▶ [What you need to do]: What lines of the data hold the string "time"? Pull each one out.

*****

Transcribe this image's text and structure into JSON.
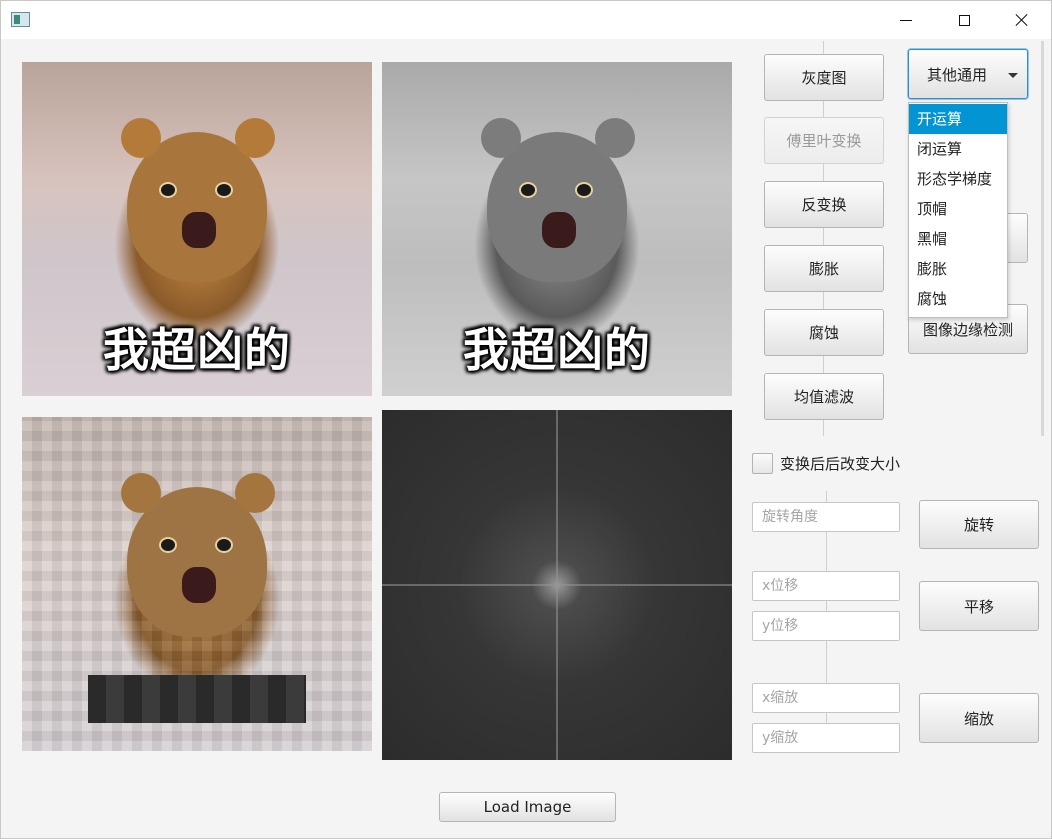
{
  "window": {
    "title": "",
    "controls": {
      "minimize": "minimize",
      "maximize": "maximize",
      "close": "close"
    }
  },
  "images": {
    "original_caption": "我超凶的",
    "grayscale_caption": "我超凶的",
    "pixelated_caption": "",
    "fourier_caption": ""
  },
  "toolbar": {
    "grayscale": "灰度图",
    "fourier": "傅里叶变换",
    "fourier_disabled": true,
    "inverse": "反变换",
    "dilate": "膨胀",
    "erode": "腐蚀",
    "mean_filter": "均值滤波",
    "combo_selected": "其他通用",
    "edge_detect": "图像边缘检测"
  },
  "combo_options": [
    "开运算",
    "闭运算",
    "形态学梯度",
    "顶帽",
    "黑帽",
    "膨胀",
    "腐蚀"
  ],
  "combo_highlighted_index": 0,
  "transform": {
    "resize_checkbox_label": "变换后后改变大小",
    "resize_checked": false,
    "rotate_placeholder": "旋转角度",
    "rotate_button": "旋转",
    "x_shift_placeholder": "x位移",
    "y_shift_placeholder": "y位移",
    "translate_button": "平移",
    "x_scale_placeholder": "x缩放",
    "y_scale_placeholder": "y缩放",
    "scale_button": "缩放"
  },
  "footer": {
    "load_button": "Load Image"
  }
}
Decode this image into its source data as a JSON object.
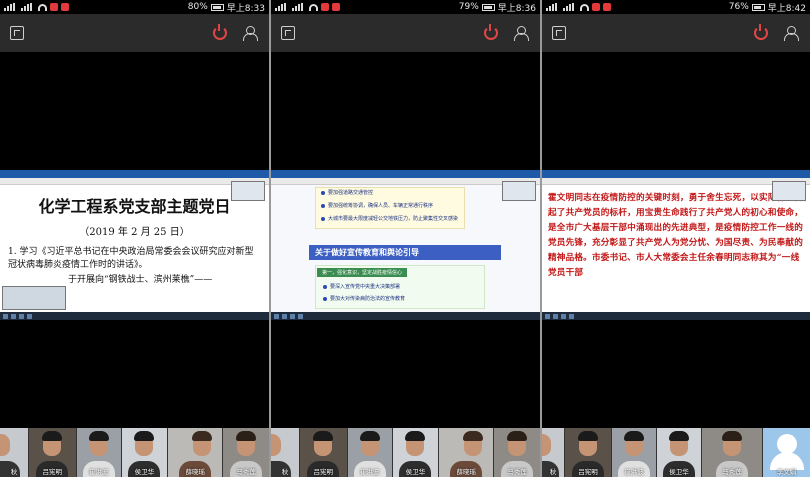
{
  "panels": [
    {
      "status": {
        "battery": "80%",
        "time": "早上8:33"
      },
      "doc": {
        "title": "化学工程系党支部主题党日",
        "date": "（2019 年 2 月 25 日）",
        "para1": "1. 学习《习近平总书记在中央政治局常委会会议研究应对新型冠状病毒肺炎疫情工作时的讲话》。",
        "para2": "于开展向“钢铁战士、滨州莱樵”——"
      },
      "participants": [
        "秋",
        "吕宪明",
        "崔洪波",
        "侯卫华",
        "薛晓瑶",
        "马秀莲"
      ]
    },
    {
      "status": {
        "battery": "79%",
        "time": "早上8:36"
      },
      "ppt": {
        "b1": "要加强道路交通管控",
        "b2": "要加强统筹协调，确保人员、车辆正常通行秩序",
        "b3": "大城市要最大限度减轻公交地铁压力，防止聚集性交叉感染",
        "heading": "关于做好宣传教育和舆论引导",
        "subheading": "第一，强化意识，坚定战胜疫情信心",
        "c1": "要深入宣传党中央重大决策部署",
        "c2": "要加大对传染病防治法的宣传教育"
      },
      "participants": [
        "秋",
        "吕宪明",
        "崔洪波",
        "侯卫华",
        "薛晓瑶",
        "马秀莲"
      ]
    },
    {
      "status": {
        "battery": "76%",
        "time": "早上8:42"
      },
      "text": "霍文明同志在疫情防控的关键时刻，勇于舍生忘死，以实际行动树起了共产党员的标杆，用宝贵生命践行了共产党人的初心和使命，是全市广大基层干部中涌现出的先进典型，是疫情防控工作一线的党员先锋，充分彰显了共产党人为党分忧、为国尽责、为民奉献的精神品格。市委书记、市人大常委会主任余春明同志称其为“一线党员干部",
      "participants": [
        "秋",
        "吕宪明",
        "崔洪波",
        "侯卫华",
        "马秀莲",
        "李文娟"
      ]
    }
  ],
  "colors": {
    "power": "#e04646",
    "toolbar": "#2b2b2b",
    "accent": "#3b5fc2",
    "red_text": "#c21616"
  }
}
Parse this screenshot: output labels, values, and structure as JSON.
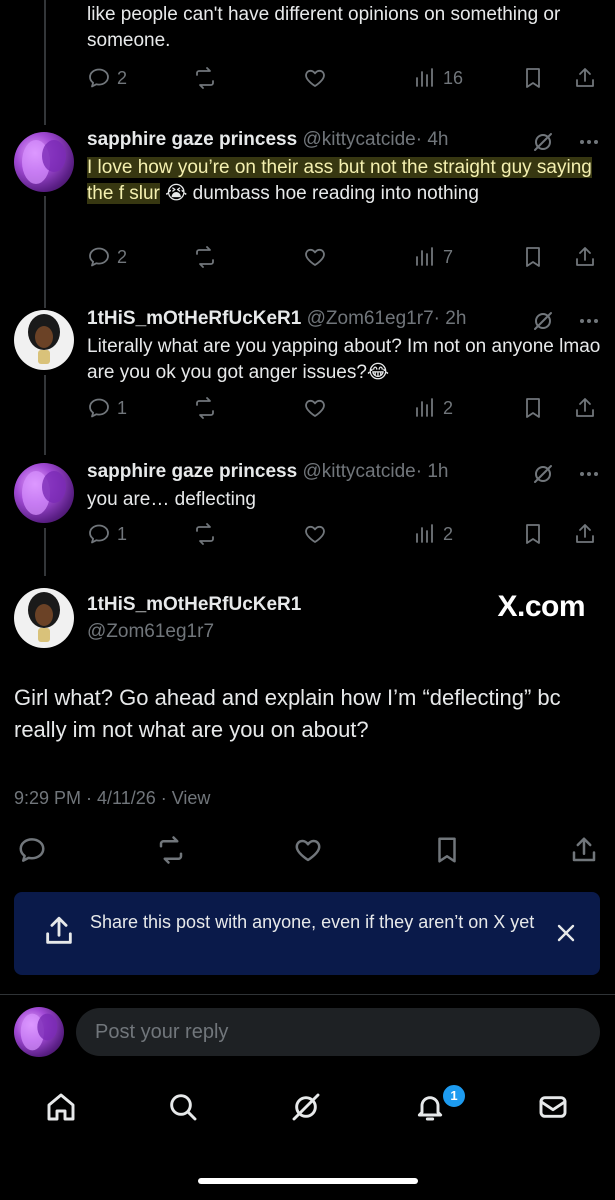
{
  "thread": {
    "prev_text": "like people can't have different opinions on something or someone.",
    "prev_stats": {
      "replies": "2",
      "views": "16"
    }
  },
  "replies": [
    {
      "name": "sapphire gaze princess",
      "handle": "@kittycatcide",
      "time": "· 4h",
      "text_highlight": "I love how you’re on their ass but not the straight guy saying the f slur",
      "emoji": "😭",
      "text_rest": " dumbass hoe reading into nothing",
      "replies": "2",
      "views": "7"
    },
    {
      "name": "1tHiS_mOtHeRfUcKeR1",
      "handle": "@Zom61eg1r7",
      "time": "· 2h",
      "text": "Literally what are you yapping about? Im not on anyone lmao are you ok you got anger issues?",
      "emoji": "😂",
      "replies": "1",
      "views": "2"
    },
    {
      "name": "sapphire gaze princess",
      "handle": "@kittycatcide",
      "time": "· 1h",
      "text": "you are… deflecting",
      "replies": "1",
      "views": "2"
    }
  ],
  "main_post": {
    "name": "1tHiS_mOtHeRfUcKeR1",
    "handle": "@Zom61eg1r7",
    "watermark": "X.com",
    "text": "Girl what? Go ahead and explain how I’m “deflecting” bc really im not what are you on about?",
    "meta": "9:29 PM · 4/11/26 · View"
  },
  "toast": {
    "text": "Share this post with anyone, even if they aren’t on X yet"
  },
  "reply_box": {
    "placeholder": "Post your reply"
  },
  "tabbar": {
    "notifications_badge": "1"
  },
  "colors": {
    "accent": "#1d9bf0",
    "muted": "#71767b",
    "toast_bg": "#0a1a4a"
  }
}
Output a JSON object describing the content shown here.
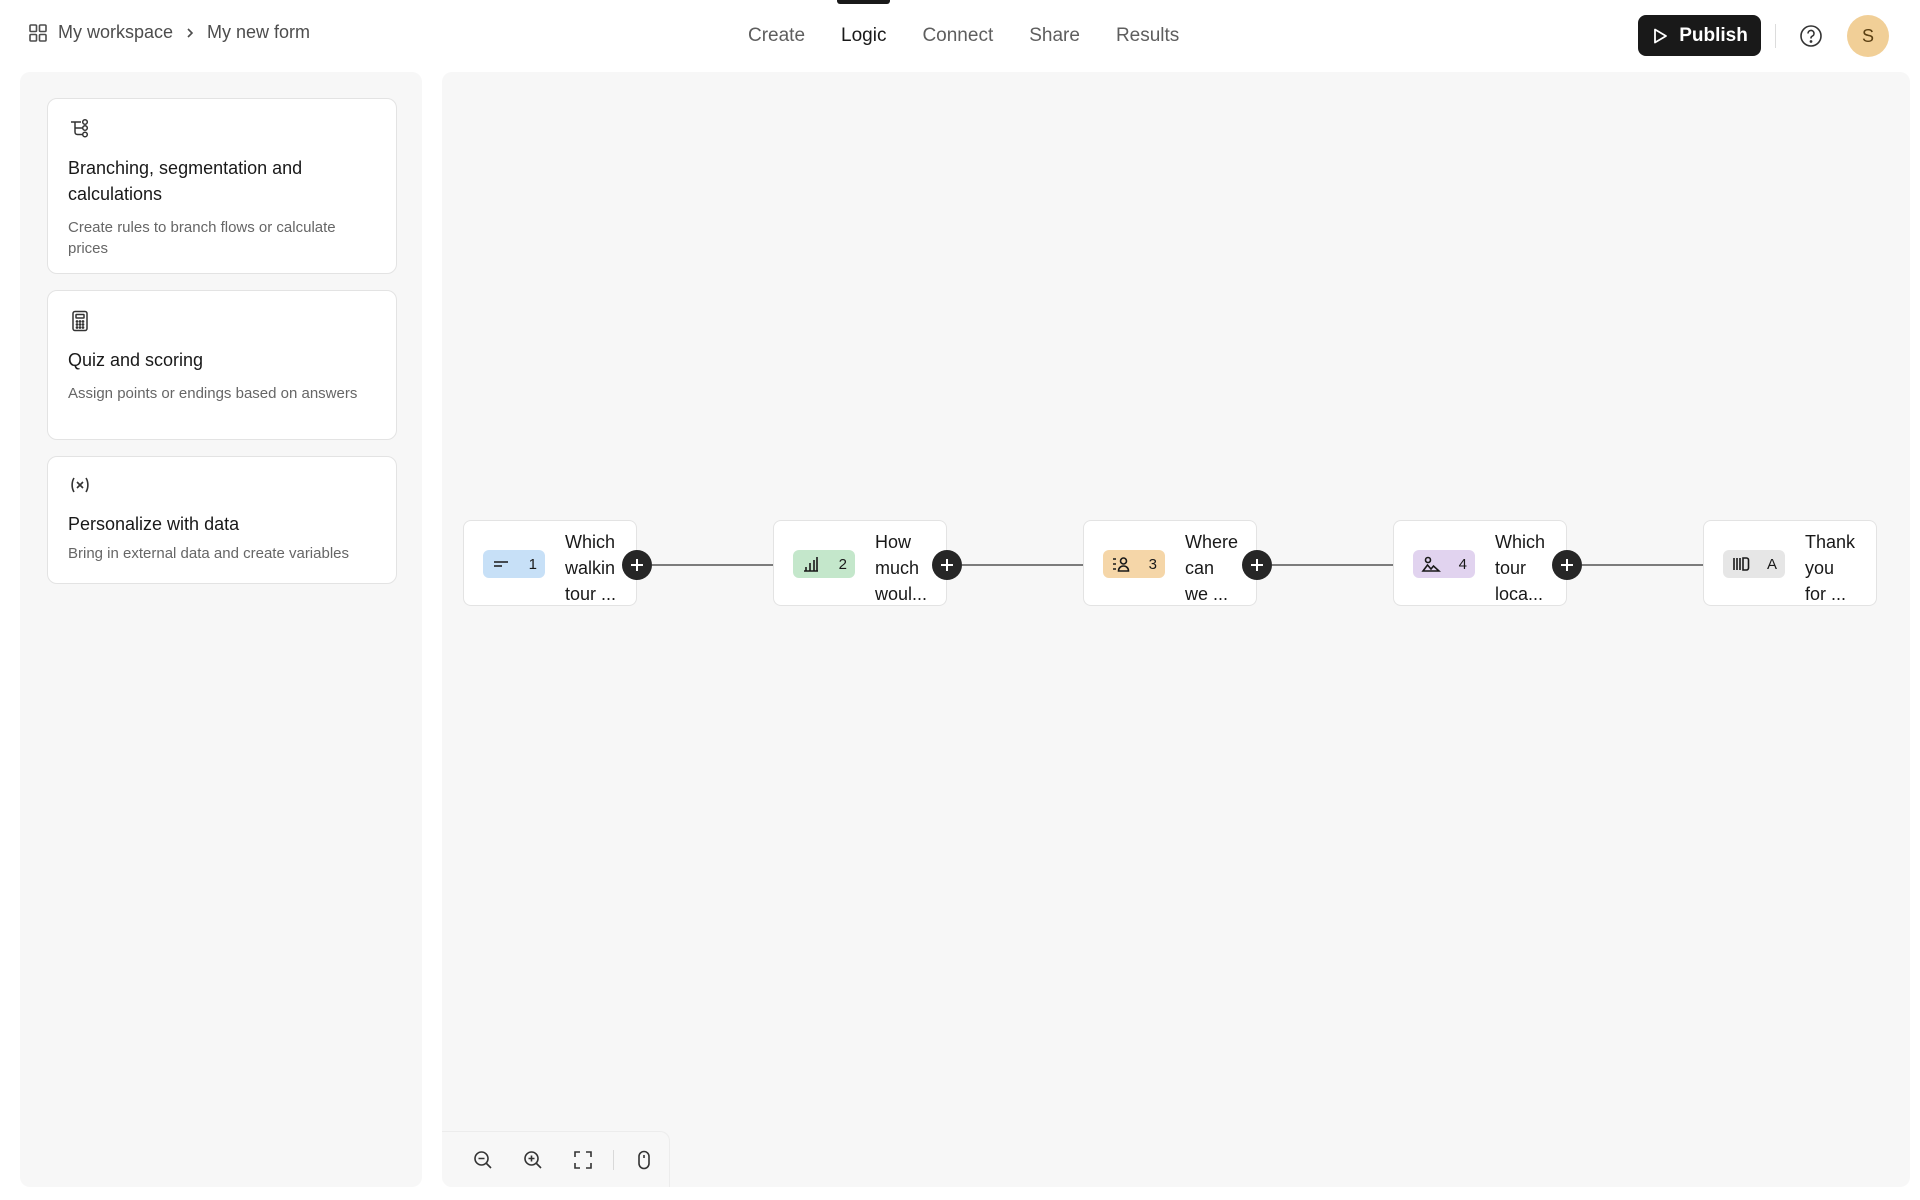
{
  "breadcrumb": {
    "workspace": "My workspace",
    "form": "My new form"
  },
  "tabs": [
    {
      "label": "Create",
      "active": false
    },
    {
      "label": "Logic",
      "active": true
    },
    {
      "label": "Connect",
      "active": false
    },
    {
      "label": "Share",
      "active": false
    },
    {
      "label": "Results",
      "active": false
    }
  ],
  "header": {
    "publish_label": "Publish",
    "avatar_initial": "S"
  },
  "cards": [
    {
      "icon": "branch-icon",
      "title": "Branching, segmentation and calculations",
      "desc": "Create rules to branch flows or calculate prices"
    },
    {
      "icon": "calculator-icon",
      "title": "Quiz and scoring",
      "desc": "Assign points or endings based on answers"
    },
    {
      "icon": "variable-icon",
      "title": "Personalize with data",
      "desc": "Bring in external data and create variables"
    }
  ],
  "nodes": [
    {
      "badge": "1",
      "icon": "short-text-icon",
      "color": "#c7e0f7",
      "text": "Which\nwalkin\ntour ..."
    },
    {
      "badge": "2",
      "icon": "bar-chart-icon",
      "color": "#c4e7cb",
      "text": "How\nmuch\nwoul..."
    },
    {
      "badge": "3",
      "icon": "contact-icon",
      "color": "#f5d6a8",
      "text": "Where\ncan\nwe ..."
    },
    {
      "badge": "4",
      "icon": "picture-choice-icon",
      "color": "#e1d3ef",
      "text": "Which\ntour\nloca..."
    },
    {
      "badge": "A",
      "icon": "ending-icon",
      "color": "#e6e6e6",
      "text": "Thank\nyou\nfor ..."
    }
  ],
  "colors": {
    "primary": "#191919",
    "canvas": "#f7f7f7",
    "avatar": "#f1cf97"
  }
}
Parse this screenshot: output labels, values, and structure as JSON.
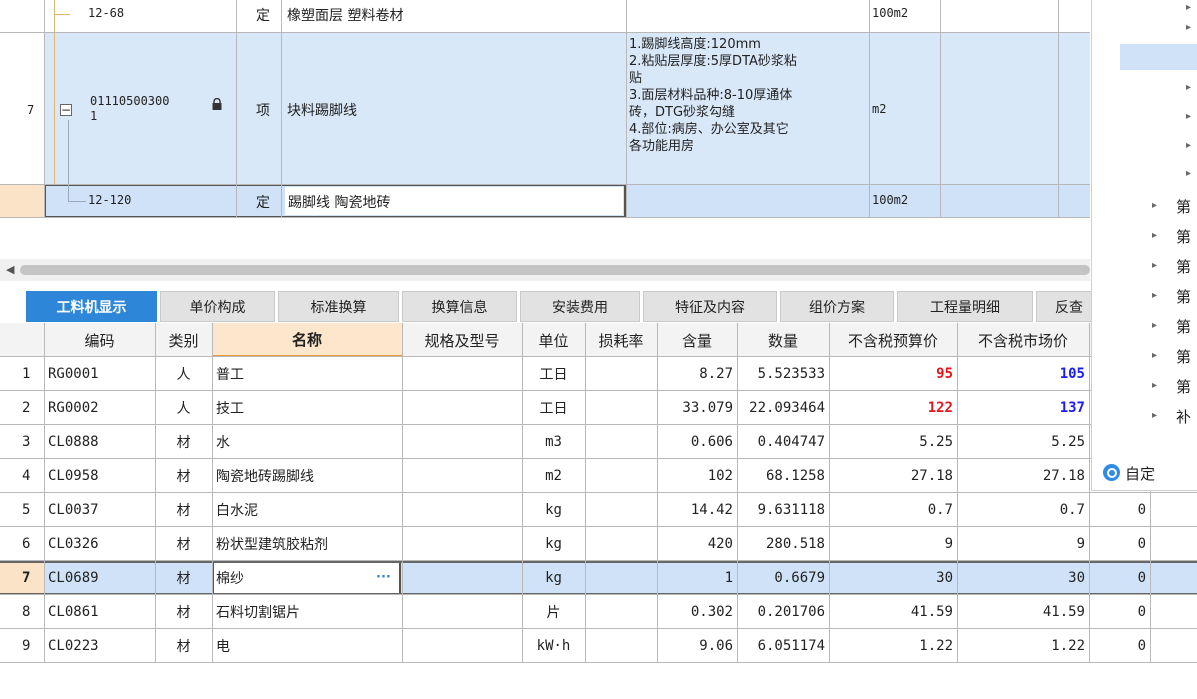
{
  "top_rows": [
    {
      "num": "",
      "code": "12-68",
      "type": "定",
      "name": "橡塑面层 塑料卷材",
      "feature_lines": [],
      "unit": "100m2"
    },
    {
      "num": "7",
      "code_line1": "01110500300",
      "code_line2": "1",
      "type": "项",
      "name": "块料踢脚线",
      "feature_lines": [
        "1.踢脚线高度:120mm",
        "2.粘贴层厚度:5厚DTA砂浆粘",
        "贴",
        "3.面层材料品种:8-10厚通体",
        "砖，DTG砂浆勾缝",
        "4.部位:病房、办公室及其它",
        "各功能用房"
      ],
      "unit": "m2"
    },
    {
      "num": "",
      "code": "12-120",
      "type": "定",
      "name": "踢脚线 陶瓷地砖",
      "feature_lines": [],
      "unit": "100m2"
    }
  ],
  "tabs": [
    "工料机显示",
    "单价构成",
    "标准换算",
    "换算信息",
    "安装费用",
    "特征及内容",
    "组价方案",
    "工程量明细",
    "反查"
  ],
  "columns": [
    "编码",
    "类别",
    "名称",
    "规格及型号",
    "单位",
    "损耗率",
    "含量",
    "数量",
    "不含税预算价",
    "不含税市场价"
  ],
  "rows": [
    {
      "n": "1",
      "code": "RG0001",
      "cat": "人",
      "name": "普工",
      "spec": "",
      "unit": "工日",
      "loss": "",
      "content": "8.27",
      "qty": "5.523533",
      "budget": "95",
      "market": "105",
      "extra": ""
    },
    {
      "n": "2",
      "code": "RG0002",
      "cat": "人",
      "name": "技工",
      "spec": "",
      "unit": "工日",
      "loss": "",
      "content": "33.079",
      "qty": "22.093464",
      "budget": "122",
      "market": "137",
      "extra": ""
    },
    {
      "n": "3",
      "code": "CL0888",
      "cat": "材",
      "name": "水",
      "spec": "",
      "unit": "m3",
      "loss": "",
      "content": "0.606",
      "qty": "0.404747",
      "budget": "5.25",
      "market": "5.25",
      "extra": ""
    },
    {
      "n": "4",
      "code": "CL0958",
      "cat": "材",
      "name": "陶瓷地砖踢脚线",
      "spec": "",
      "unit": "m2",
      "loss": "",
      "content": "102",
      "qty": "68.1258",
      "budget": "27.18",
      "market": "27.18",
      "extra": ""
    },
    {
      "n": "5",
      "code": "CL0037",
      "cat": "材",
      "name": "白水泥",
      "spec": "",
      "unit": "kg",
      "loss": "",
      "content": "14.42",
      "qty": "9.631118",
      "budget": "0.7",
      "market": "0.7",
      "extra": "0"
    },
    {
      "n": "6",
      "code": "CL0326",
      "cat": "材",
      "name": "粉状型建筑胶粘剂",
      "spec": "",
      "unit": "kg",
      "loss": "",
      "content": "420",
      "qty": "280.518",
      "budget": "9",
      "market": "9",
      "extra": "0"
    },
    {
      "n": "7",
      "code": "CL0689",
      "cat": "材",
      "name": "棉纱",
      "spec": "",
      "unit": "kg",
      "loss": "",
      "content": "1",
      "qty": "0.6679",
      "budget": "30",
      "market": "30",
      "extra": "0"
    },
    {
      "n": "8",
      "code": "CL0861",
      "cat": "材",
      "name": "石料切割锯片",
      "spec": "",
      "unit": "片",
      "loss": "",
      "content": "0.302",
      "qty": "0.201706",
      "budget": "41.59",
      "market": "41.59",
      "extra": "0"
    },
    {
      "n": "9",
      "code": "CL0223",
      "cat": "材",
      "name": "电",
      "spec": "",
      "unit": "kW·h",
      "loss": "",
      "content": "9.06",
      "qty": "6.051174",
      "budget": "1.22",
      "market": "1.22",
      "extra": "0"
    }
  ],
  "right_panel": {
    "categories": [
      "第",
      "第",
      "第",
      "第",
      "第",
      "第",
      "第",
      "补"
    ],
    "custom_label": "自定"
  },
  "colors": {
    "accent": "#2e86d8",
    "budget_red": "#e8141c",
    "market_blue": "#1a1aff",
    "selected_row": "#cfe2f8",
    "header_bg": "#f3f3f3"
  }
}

*****

▶ [Problem solution]:
        "time": "早上8:33"
        "time": "早上8:36"
        "time": "早上8:42"
      "time": "· 4h",
      "time": "· 2h",
      "time": "· 1h",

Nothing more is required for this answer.